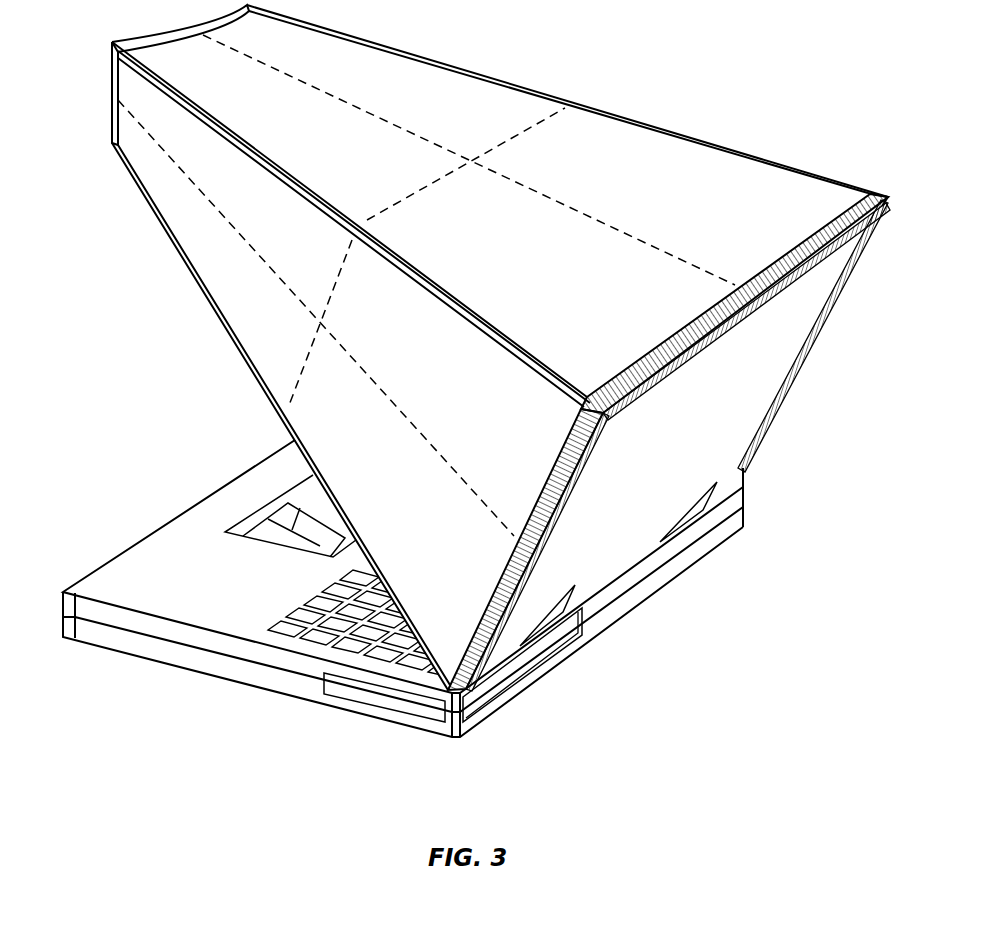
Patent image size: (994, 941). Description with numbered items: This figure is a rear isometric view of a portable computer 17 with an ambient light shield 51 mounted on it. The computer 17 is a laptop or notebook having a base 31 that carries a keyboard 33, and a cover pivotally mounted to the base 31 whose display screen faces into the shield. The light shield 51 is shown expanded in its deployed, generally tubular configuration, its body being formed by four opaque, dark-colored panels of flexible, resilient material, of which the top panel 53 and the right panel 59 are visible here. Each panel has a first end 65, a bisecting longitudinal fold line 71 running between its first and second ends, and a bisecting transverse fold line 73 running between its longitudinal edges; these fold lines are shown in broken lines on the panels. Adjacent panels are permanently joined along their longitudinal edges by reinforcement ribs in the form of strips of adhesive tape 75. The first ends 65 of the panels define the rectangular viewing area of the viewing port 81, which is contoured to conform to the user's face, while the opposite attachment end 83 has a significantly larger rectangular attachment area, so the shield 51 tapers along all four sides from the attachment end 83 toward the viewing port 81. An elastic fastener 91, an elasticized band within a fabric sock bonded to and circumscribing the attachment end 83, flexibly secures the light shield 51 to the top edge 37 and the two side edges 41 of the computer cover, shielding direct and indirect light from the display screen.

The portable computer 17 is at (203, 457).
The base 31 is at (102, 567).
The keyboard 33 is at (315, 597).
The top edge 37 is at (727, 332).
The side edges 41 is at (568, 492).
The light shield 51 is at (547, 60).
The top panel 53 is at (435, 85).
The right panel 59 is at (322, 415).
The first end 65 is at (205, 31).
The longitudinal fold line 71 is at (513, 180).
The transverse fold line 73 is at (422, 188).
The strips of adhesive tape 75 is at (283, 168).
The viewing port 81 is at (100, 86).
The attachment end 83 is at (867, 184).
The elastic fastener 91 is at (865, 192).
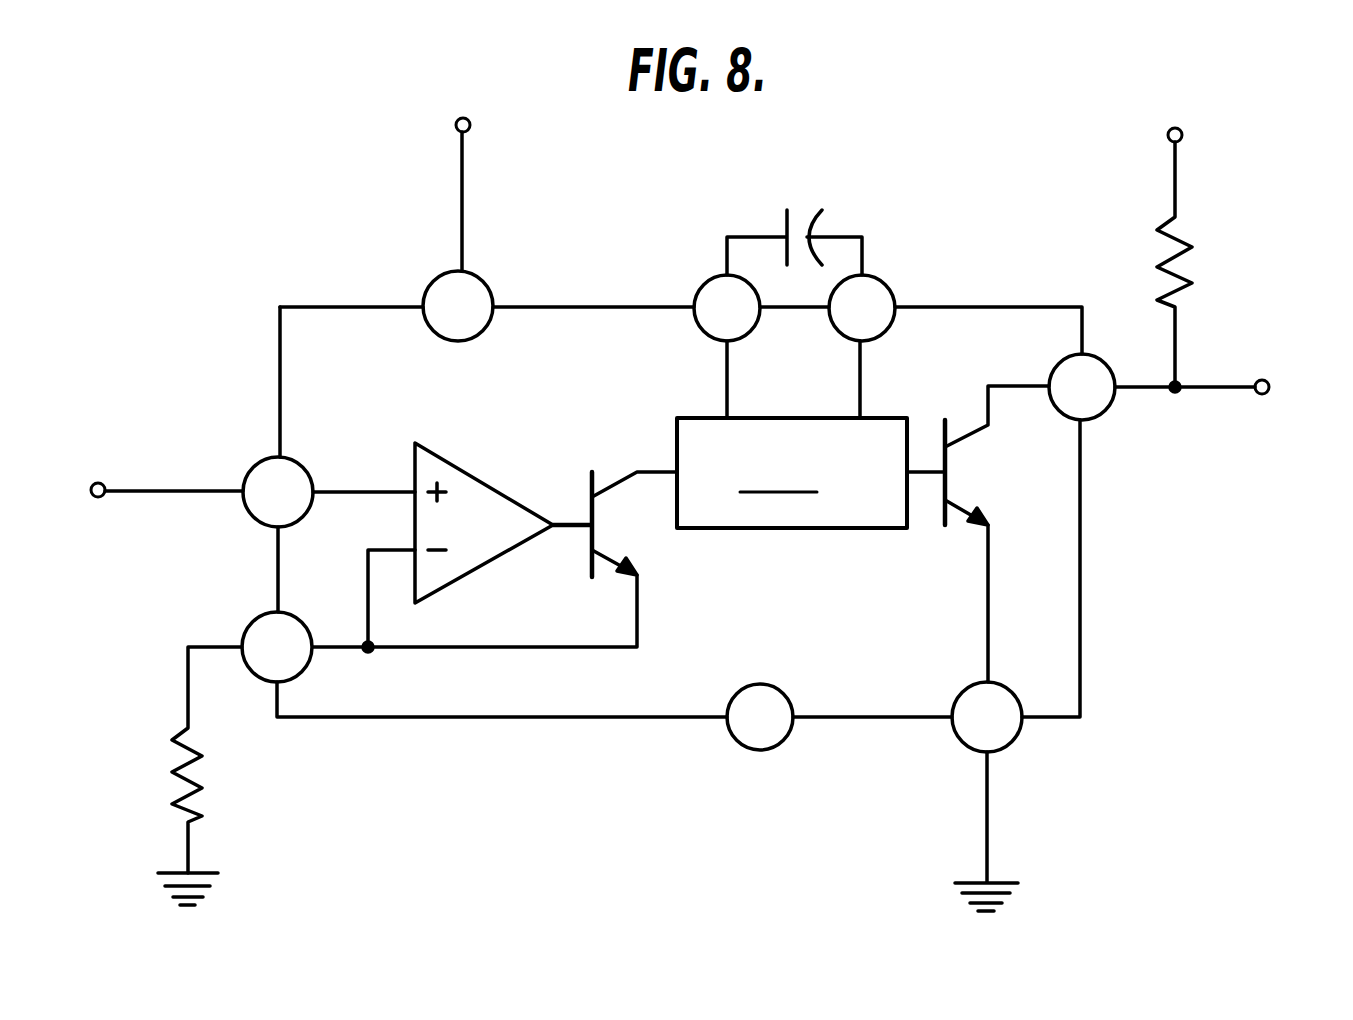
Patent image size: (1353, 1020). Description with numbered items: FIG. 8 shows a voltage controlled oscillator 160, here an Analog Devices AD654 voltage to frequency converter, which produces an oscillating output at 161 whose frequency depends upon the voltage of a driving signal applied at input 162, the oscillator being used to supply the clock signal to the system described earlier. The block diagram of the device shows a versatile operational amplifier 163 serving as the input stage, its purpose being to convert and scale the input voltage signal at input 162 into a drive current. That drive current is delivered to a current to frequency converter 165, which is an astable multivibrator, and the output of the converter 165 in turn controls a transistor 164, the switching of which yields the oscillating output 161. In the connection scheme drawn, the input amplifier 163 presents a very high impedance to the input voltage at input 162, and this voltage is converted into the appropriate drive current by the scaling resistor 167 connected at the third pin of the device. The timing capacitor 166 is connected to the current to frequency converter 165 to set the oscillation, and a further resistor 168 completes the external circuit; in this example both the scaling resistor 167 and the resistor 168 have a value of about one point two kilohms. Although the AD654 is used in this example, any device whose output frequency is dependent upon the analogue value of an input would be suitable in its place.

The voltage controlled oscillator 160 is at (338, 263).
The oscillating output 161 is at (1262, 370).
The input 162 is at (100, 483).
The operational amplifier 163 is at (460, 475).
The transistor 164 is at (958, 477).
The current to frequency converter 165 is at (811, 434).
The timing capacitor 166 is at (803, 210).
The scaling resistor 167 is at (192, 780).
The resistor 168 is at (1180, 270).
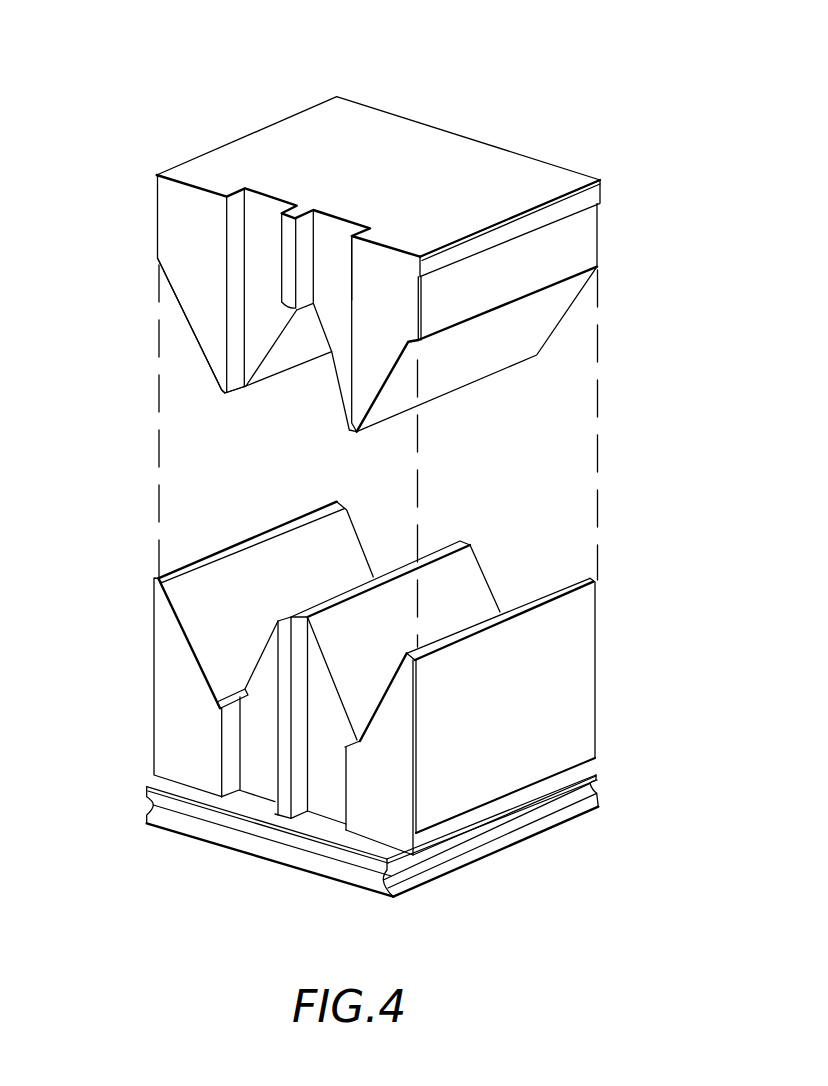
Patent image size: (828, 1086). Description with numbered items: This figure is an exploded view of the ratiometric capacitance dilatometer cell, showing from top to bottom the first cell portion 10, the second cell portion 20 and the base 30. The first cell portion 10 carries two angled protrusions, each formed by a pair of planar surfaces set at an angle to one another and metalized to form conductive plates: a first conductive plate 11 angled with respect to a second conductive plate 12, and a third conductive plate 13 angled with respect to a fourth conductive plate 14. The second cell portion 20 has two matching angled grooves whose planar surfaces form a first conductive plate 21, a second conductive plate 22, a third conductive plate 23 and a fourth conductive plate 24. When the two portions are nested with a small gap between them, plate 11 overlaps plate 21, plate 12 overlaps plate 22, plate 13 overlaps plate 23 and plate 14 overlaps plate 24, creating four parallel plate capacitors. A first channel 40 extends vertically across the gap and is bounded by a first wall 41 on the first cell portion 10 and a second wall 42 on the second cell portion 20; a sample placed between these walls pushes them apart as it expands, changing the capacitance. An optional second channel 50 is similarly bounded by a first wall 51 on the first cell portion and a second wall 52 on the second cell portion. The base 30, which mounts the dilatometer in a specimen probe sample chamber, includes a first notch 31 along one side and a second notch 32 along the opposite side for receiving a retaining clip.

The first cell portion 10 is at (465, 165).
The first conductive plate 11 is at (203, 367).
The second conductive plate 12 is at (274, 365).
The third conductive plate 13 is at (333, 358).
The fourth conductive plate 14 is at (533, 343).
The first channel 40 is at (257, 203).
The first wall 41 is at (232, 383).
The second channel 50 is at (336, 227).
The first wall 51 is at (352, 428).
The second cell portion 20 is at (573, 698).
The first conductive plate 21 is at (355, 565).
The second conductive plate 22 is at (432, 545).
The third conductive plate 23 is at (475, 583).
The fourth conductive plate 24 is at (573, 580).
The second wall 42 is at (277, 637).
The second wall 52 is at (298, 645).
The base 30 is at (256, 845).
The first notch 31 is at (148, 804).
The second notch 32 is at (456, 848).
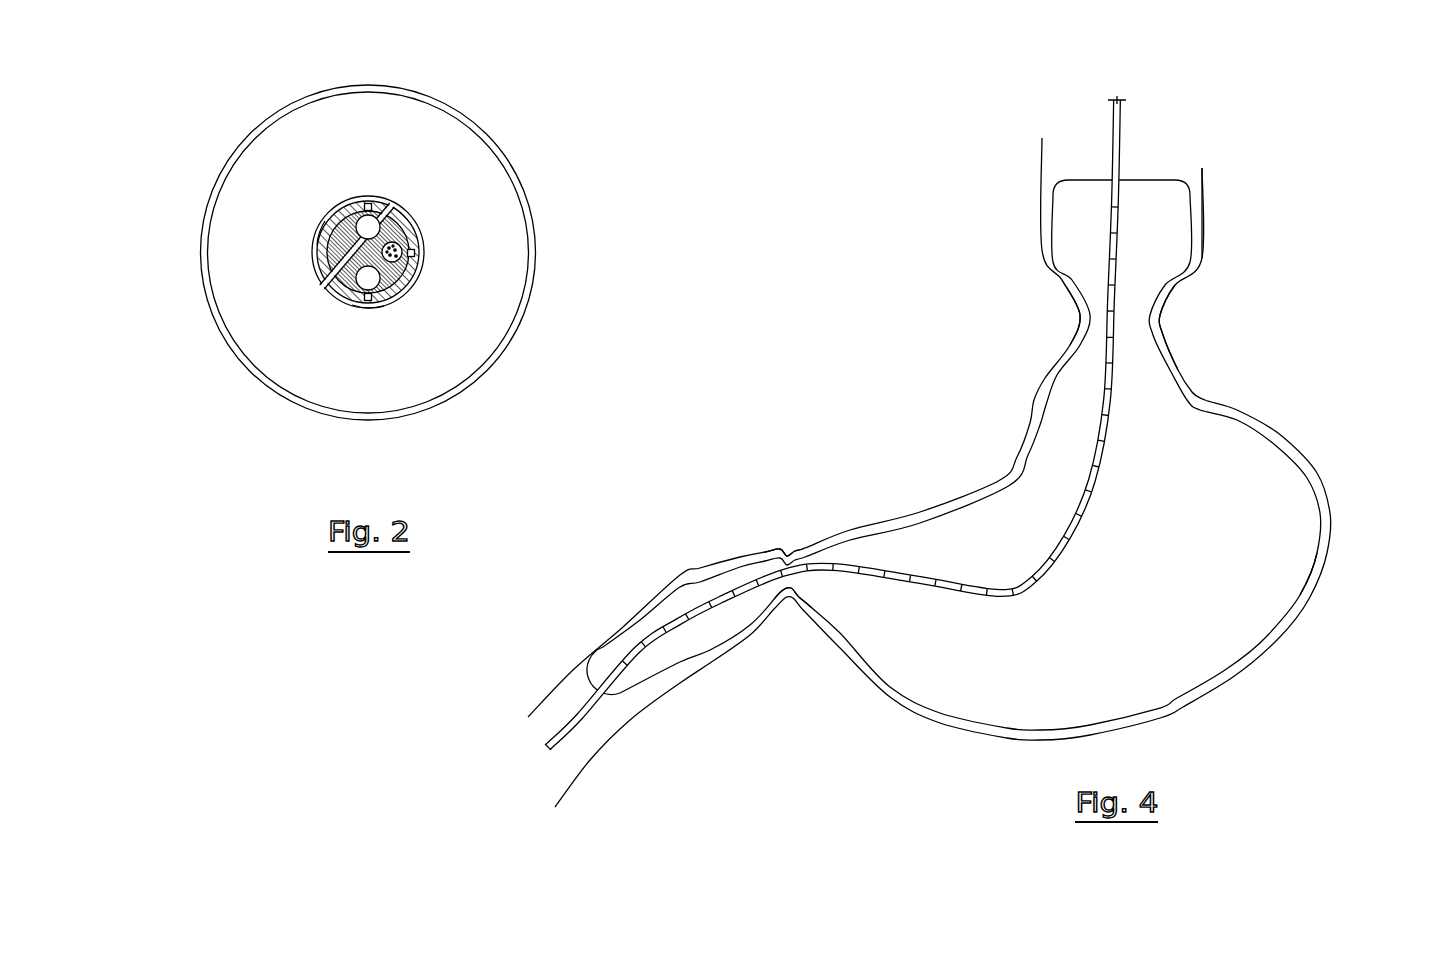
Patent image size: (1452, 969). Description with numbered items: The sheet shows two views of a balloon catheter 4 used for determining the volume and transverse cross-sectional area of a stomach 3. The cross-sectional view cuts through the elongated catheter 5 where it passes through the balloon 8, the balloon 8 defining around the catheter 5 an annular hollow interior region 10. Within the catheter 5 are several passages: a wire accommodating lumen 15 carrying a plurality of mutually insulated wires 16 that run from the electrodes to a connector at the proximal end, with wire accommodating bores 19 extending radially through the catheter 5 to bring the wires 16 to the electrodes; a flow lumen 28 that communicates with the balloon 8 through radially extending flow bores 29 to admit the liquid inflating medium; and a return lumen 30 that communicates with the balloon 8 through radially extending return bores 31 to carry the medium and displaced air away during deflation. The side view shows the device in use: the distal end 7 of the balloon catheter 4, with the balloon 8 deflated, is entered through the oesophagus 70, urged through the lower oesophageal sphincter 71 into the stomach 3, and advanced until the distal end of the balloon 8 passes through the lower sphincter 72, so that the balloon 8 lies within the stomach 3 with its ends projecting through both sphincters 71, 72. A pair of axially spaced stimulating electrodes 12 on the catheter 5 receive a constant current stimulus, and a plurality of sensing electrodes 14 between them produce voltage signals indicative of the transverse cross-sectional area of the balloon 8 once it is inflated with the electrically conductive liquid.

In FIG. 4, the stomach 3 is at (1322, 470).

····················

| Given problem |
Please update the items above by replacing "Patent image size" with "Drawing dimensions" wherever it appears, changing nothing else. Leave the pictures out of your answer.

| Answer below |
Drawing dimensions: (994, 941). Description with numbered items: This figure is a rear isometric view of a portable computer 17 with an ambient light shield 51 mounted on it. The computer 17 is a laptop or notebook having a base 31 that carries a keyboard 33, and a cover pivotally mounted to the base 31 whose display screen faces into the shield. The light shield 51 is shown expanded in its deployed, generally tubular configuration, its body being formed by four opaque, dark-colored panels of flexible, resilient material, of which the top panel 53 and the right panel 59 are visible here. Each panel has a first end 65, a bisecting longitudinal fold line 71 running between its first and second ends, and a bisecting transverse fold line 73 running between its longitudinal edges; these fold lines are shown in broken lines on the panels. Adjacent panels are permanently joined along their longitudinal edges by reinforcement ribs in the form of strips of adhesive tape 75. The first ends 65 of the panels define the rectangular viewing area of the viewing port 81, which is contoured to conform to the user's face, while the opposite attachment end 83 has a significantly larger rectangular attachment area, so the shield 51 tapers along all four sides from the attachment end 83 toward the viewing port 81. An elastic fastener 91, an elasticized band within a fabric sock bonded to and circumscribing the attachment end 83, flexibly secures the light shield 51 to the top edge 37 and the two side edges 41 of the computer cover, shielding direct and indirect light from the display screen.

The portable computer 17 is at (203, 457).
The base 31 is at (102, 567).
The keyboard 33 is at (315, 597).
The top edge 37 is at (727, 332).
The side edges 41 is at (568, 492).
The light shield 51 is at (547, 60).
The top panel 53 is at (435, 85).
The right panel 59 is at (322, 415).
The first end 65 is at (205, 31).
The longitudinal fold line 71 is at (513, 180).
The transverse fold line 73 is at (422, 188).
The strips of adhesive tape 75 is at (283, 168).
The viewing port 81 is at (100, 86).
The attachment end 83 is at (867, 184).
The elastic fastener 91 is at (865, 192).
Drawing dimensions: (1353, 1020). Description with numbered items: FIG. 8 shows a voltage controlled oscillator 160, here an Analog Devices AD654 voltage to frequency converter, which produces an oscillating output at 161 whose frequency depends upon the voltage of a driving signal applied at input 162, the oscillator being used to supply the clock signal to the system described earlier. The block diagram of the device shows a versatile operational amplifier 163 serving as the input stage, its purpose being to convert and scale the input voltage signal at input 162 into a drive current. That drive current is delivered to a current to frequency converter 165, which is an astable multivibrator, and the output of the converter 165 in turn controls a transistor 164, the switching of which yields the oscillating output 161. In the connection scheme drawn, the input amplifier 163 presents a very high impedance to the input voltage at input 162, and this voltage is converted into the appropriate drive current by the scaling resistor 167 connected at the third pin of the device. The timing capacitor 166 is connected to the current to frequency converter 165 to set the oscillation, and a further resistor 168 completes the external circuit; in this example both the scaling resistor 167 and the resistor 168 have a value of about one point two kilohms. Although the AD654 is used in this example, any device whose output frequency is dependent upon the analogue value of an input would be suitable in its place.

The voltage controlled oscillator 160 is at (338, 263).
The oscillating output 161 is at (1262, 370).
The input 162 is at (100, 483).
The operational amplifier 163 is at (460, 475).
The transistor 164 is at (958, 477).
The current to frequency converter 165 is at (811, 434).
The timing capacitor 166 is at (803, 210).
The scaling resistor 167 is at (192, 780).
The resistor 168 is at (1180, 270).
Drawing dimensions: (828, 1086). Description with numbered items: This figure is an exploded view of the ratiometric capacitance dilatometer cell, showing from top to bottom the first cell portion 10, the second cell portion 20 and the base 30. The first cell portion 10 carries two angled protrusions, each formed by a pair of planar surfaces set at an angle to one another and metalized to form conductive plates: a first conductive plate 11 angled with respect to a second conductive plate 12, and a third conductive plate 13 angled with respect to a fourth conductive plate 14. The second cell portion 20 has two matching angled grooves whose planar surfaces form a first conductive plate 21, a second conductive plate 22, a third conductive plate 23 and a fourth conductive plate 24. When the two portions are nested with a small gap between them, plate 11 overlaps plate 21, plate 12 overlaps plate 22, plate 13 overlaps plate 23 and plate 14 overlaps plate 24, creating four parallel plate capacitors. A first channel 40 extends vertically across the gap and is bounded by a first wall 41 on the first cell portion 10 and a second wall 42 on the second cell portion 20; a sample placed between these walls pushes them apart as it expands, changing the capacitance. An optional second channel 50 is similarly bounded by a first wall 51 on the first cell portion and a second wall 52 on the second cell portion. The base 30, which mounts the dilatometer in a specimen probe sample chamber, includes a first notch 31 along one side and a second notch 32 along the opposite side for receiving a retaining clip.

The first cell portion 10 is at (465, 165).
The first conductive plate 11 is at (203, 367).
The second conductive plate 12 is at (274, 365).
The third conductive plate 13 is at (333, 358).
The fourth conductive plate 14 is at (533, 343).
The first channel 40 is at (257, 203).
The first wall 41 is at (232, 383).
The second channel 50 is at (336, 227).
The first wall 51 is at (352, 428).
The second cell portion 20 is at (573, 698).
The first conductive plate 21 is at (355, 565).
The second conductive plate 22 is at (432, 545).
The third conductive plate 23 is at (475, 583).
The fourth conductive plate 24 is at (573, 580).
The second wall 42 is at (277, 637).
The second wall 52 is at (298, 645).
The base 30 is at (256, 845).
The first notch 31 is at (148, 804).
The second notch 32 is at (456, 848).
Drawing dimensions: (1452, 969). Description with numbered items: The sheet shows two views of a balloon catheter 4 used for determining the volume and transverse cross-sectional area of a stomach 3. The cross-sectional view cuts through the elongated catheter 5 where it passes through the balloon 8, the balloon 8 defining around the catheter 5 an annular hollow interior region 10. Within the catheter 5 are several passages: a wire accommodating lumen 15 carrying a plurality of mutually insulated wires 16 that run from the electrodes to a connector at the proximal end, with wire accommodating bores 19 extending radially through the catheter 5 to bring the wires 16 to the electrodes; a flow lumen 28 that communicates with the balloon 8 through radially extending flow bores 29 to admit the liquid inflating medium; and a return lumen 30 that communicates with the balloon 8 through radially extending return bores 31 to carry the medium and displaced air away during deflation. The side view shows the device in use: the distal end 7 of the balloon catheter 4, with the balloon 8 deflated, is entered through the oesophagus 70, urged through the lower oesophageal sphincter 71 into the stomach 3, and advanced until the distal end of the balloon 8 passes through the lower sphincter 72, so that the balloon 8 lies within the stomach 3 with its ends projecting through both sphincters 71, 72. A pair of axially spaced stimulating electrodes 12 on the catheter 5 receive a constant current stimulus, and a plurality of sensing electrodes 14 between them produce voltage signals indicative of the transverse cross-sectional area of the balloon 8 once it is inflated with the electrically conductive liquid.

In FIG. 4, the stomach 3 is at (1322, 470).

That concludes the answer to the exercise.